Exercise requirements
Copy out all lines that carry the word "trước".

***** Source material

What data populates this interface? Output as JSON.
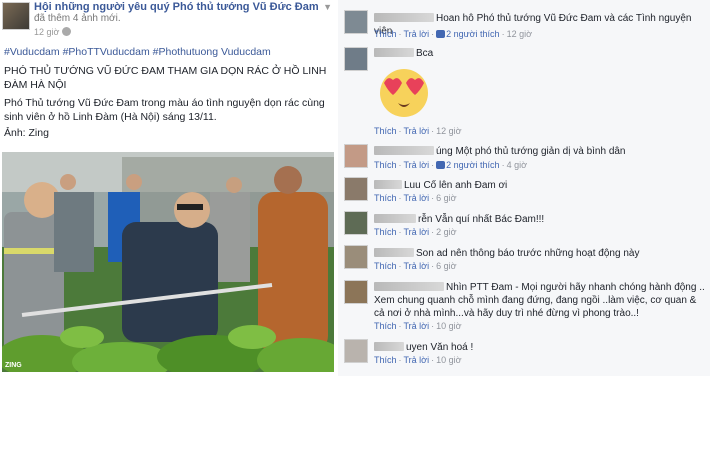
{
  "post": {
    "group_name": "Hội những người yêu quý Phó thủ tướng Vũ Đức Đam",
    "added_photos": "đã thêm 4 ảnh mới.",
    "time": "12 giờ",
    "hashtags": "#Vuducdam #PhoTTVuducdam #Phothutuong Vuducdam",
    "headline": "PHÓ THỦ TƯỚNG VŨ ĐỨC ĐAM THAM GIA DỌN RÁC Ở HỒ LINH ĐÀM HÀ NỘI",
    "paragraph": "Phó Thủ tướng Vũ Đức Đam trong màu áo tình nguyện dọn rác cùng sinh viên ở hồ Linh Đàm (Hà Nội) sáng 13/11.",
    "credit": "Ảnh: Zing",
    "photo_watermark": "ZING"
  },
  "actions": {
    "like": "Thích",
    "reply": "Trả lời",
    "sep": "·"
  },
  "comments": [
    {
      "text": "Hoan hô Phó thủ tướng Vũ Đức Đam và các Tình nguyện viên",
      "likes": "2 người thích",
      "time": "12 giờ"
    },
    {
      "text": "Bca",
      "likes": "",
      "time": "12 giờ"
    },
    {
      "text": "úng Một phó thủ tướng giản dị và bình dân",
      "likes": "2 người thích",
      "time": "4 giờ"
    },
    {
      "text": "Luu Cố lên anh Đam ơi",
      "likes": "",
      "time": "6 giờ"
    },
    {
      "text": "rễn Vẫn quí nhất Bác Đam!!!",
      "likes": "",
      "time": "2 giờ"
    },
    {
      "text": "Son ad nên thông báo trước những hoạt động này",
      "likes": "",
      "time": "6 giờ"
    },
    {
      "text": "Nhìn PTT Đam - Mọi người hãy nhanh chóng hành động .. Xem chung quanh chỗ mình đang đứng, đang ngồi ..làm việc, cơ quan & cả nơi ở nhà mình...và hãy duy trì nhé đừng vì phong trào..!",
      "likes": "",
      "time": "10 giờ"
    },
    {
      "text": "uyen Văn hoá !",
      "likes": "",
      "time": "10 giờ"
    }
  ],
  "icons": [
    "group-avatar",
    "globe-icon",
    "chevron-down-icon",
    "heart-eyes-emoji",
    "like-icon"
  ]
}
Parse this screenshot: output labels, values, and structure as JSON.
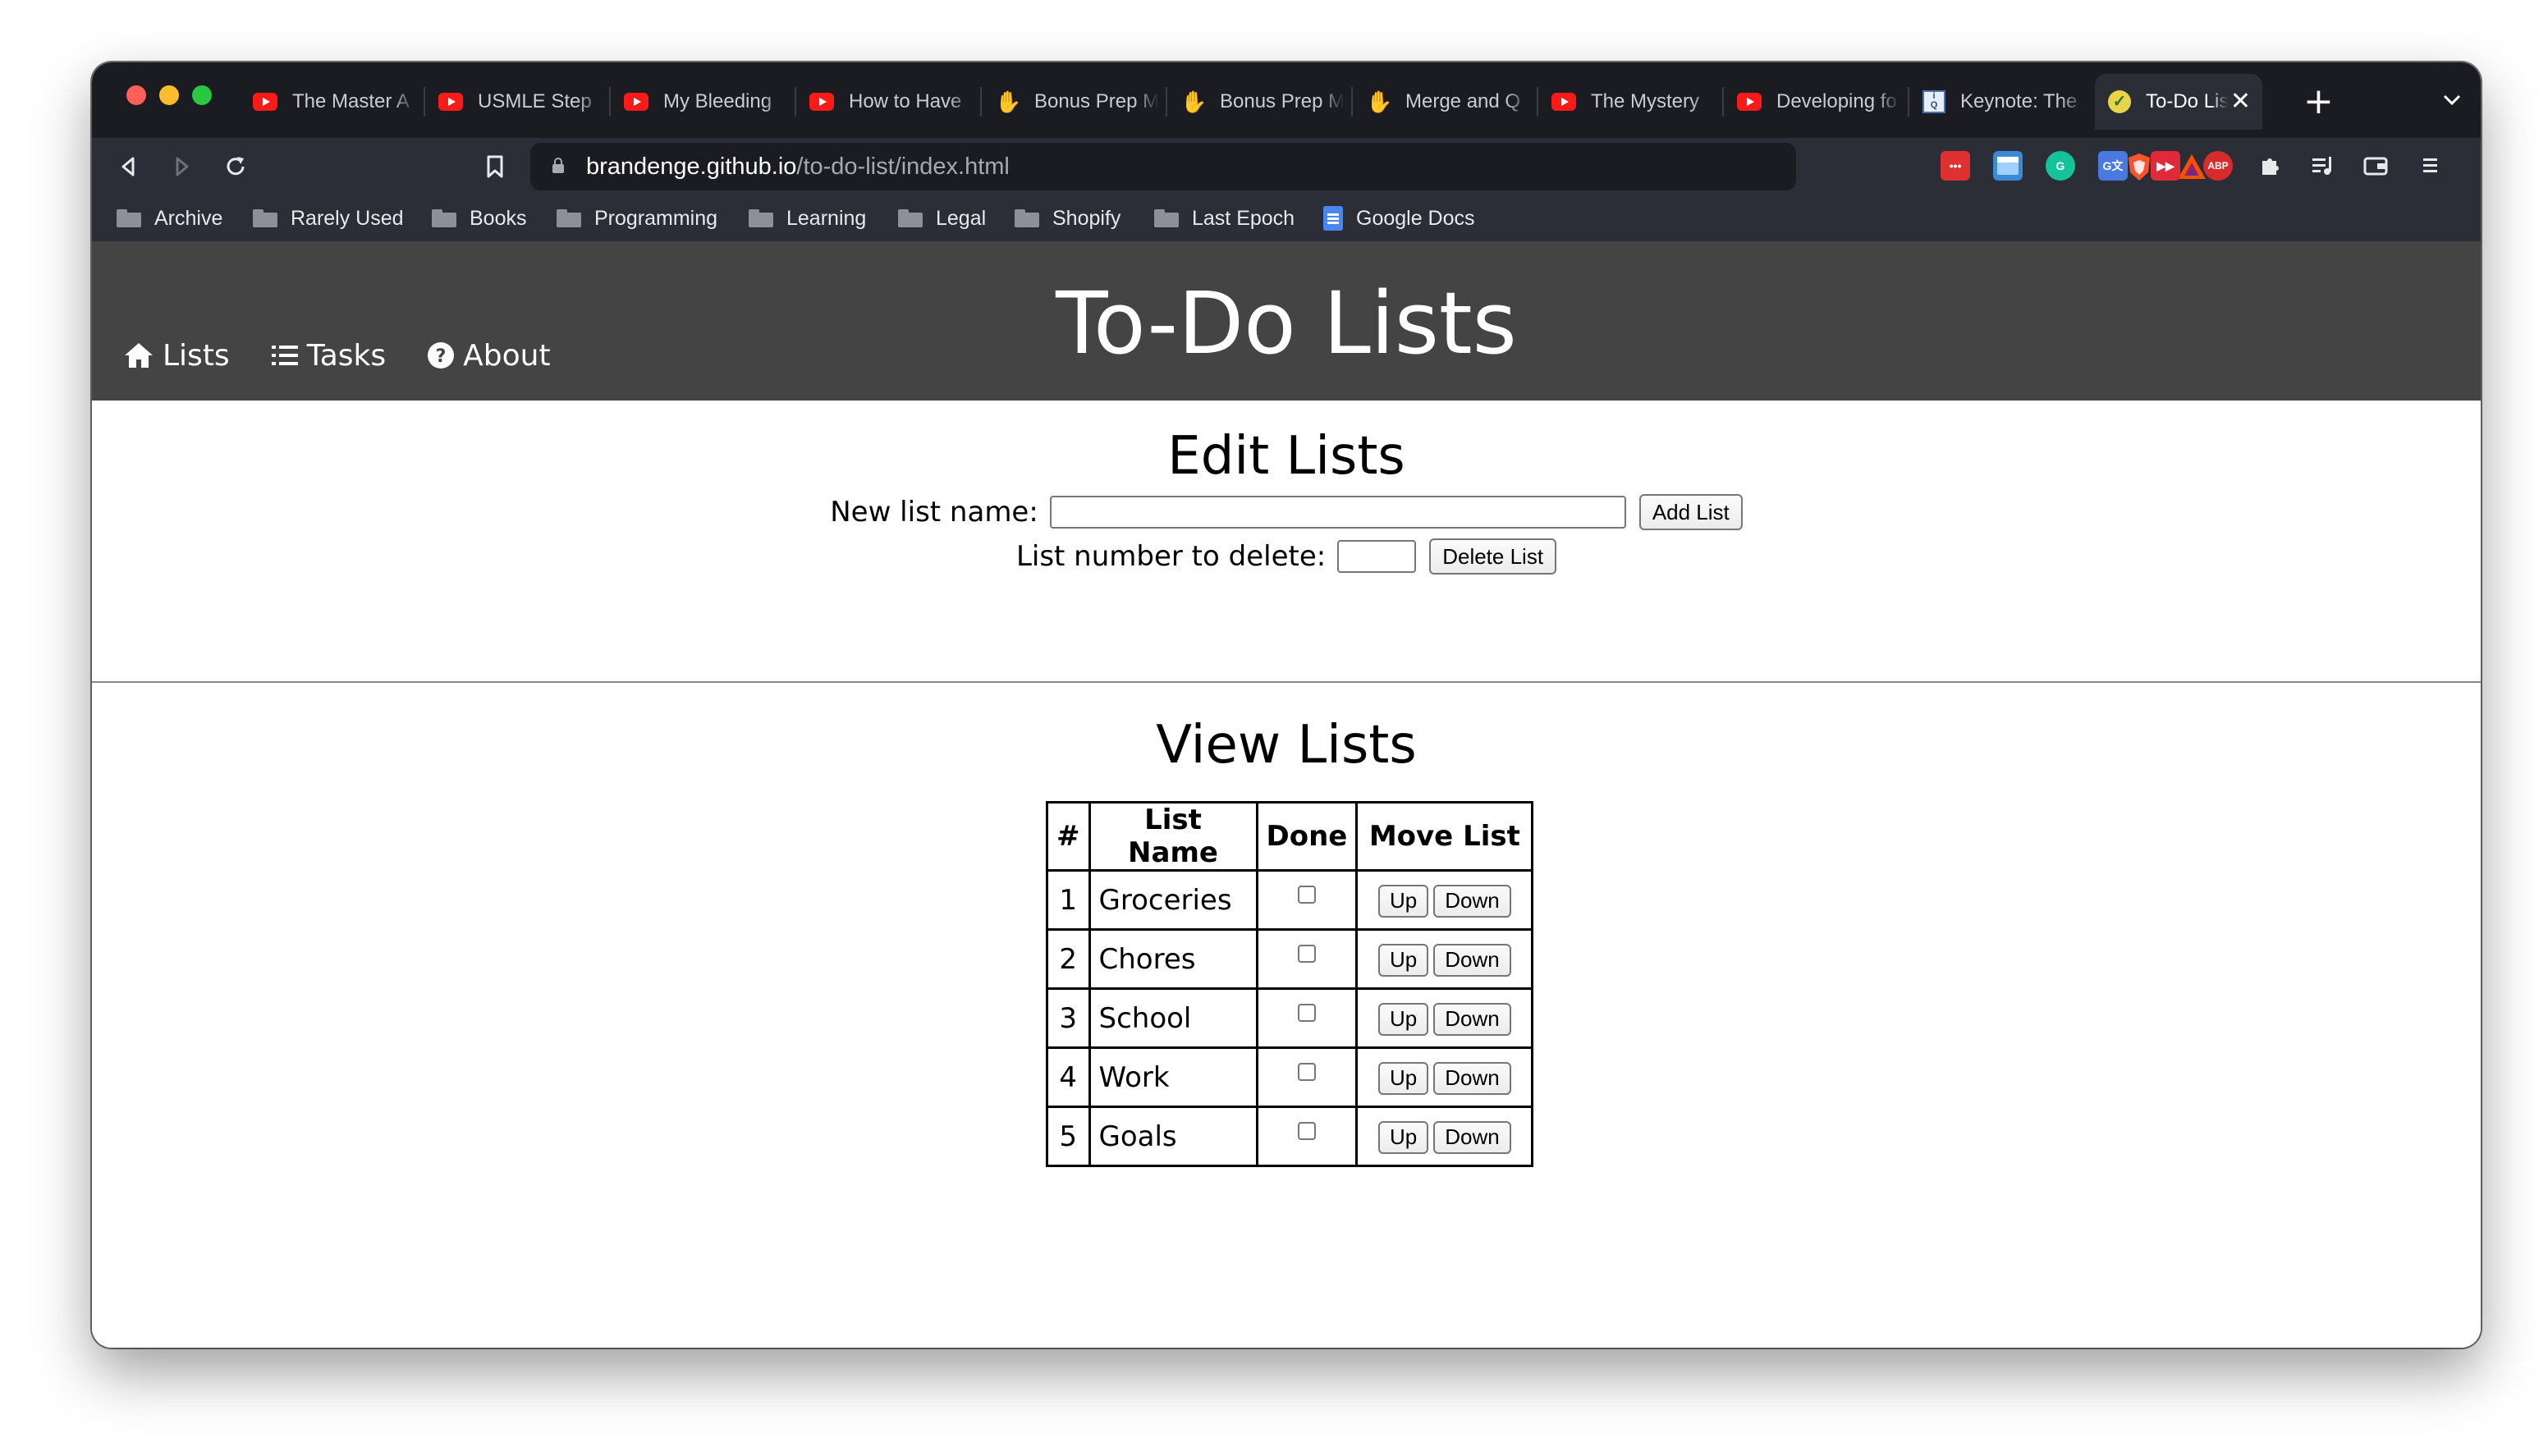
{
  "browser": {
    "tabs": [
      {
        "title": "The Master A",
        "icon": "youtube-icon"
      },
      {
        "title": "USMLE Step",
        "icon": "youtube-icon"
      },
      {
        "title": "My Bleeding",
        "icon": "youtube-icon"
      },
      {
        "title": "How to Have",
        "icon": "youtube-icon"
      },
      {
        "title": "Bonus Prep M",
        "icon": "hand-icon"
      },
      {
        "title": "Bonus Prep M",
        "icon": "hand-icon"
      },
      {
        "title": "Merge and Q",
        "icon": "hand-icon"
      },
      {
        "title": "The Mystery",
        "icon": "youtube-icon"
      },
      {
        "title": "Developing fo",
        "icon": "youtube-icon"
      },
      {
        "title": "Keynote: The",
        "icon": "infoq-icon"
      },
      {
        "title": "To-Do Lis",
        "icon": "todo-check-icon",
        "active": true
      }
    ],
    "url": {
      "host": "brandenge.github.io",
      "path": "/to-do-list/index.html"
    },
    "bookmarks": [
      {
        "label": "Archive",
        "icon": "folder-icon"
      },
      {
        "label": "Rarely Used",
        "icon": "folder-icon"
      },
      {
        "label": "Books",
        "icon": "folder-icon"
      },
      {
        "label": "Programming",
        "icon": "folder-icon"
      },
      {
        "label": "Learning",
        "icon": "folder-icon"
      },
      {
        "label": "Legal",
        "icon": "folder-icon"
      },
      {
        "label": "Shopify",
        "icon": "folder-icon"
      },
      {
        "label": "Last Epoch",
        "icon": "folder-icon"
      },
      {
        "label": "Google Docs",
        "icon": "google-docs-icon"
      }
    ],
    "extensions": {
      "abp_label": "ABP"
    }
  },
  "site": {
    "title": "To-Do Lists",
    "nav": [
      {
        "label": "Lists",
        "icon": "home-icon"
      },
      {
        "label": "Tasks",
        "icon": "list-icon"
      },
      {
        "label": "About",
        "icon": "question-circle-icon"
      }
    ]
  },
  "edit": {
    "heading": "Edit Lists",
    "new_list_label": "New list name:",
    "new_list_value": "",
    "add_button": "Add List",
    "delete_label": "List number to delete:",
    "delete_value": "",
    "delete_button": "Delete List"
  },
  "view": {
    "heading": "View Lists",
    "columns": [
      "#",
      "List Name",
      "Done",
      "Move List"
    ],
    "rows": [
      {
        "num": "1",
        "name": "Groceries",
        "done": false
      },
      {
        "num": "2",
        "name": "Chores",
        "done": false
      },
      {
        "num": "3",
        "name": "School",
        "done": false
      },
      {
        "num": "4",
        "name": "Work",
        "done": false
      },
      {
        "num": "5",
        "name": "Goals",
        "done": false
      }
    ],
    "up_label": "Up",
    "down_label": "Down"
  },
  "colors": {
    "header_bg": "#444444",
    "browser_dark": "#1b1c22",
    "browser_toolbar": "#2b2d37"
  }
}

**********
***** Source material

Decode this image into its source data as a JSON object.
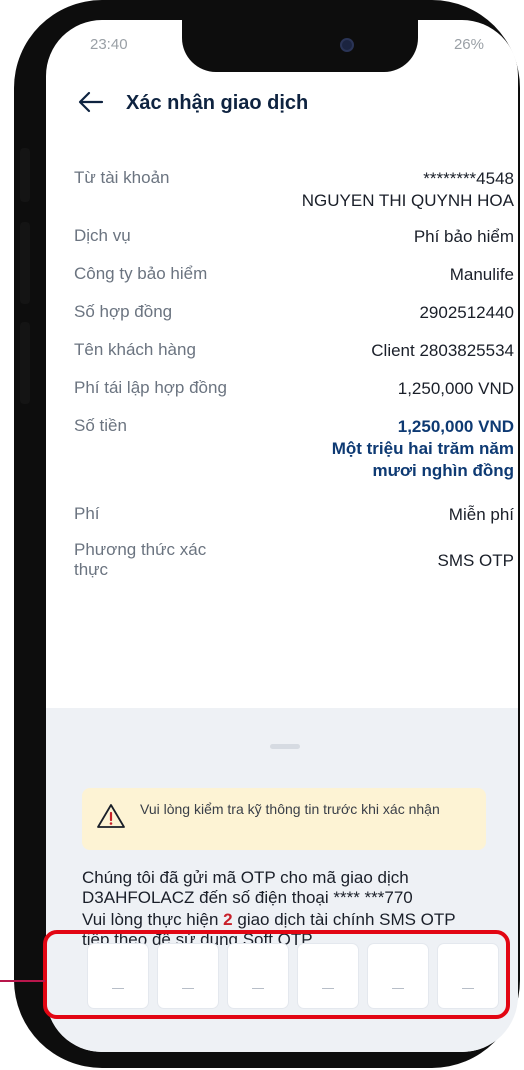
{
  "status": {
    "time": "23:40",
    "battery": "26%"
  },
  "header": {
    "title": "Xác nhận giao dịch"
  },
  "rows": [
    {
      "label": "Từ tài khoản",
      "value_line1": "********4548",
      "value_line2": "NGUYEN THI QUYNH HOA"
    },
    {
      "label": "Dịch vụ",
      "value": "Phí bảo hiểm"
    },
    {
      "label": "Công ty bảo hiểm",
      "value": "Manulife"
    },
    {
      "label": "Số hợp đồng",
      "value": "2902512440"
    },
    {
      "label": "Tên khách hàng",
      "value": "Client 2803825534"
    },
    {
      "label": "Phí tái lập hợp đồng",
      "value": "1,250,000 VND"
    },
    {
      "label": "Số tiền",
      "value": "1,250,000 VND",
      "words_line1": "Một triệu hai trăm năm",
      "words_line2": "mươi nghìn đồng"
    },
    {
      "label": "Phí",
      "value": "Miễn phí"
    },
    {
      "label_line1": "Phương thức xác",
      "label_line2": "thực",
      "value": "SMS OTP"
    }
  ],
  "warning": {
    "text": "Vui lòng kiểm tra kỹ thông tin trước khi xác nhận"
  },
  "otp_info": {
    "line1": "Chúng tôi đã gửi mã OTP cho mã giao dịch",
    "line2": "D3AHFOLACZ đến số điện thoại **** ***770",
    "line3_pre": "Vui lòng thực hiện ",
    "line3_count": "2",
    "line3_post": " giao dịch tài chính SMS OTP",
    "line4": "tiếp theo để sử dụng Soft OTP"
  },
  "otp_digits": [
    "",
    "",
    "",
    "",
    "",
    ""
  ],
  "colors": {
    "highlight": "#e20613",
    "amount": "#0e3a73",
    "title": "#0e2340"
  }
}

**********

The result
      "text": "Son ad nên thông báo trước những hoạt động này",
    "text": "Vui lòng kiểm tra kỹ thông tin trước khi xác nhận"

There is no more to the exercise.